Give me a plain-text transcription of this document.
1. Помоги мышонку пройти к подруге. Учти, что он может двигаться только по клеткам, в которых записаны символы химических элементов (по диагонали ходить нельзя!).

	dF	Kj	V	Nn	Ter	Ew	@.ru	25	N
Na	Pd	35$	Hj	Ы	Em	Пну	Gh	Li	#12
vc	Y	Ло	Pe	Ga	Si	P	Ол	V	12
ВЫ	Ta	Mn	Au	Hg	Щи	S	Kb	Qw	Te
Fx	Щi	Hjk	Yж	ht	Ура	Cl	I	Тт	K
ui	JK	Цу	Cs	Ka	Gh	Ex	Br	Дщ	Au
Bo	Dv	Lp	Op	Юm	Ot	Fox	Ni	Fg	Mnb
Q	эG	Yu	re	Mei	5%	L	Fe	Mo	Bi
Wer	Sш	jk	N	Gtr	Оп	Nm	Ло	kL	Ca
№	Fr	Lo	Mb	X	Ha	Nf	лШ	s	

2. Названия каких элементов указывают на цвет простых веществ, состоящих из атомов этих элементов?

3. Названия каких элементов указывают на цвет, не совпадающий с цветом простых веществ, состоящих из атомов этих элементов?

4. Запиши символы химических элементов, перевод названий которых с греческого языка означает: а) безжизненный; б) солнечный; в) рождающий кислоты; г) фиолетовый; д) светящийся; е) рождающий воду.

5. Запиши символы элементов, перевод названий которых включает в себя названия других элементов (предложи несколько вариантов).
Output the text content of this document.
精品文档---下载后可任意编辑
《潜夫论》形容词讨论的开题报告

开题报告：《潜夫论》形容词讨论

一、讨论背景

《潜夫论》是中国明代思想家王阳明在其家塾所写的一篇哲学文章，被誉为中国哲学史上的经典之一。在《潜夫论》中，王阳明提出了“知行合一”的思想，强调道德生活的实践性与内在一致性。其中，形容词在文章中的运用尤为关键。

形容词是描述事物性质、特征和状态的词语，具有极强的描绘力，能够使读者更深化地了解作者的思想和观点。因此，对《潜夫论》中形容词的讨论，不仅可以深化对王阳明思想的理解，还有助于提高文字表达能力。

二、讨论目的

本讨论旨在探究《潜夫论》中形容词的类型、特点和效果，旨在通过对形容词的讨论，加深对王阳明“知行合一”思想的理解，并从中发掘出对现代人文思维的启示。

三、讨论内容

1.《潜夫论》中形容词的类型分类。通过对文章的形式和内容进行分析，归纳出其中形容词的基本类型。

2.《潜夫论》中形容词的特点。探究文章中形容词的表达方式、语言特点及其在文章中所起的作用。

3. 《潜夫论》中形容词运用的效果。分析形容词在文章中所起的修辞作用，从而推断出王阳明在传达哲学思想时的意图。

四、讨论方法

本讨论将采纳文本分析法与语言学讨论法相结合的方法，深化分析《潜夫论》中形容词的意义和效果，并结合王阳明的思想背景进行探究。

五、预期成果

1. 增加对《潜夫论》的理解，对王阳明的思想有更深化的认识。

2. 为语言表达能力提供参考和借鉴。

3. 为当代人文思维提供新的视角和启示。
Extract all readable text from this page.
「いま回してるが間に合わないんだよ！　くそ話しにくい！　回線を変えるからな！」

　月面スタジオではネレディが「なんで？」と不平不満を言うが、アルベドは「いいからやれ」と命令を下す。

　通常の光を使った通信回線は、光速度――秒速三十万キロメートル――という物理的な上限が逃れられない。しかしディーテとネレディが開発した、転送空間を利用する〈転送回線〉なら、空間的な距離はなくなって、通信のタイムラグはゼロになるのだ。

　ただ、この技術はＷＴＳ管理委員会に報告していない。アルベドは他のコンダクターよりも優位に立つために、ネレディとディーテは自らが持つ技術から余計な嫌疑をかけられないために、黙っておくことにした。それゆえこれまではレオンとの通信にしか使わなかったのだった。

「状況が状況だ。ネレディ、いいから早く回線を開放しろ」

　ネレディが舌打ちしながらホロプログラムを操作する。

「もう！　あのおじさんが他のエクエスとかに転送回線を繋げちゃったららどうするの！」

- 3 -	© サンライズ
━━━
- WORK TO COMPLETE
Lines that hold the word "цвет" are the ones to return, every one of them.

- THE ANSWER
2. Названия каких элементов указывают на цвет простых веществ, состоящих из атомов этих элементов?
3. Названия каких элементов указывают на цвет, не совпадающий с цветом простых веществ, состоящих из атомов этих элементов?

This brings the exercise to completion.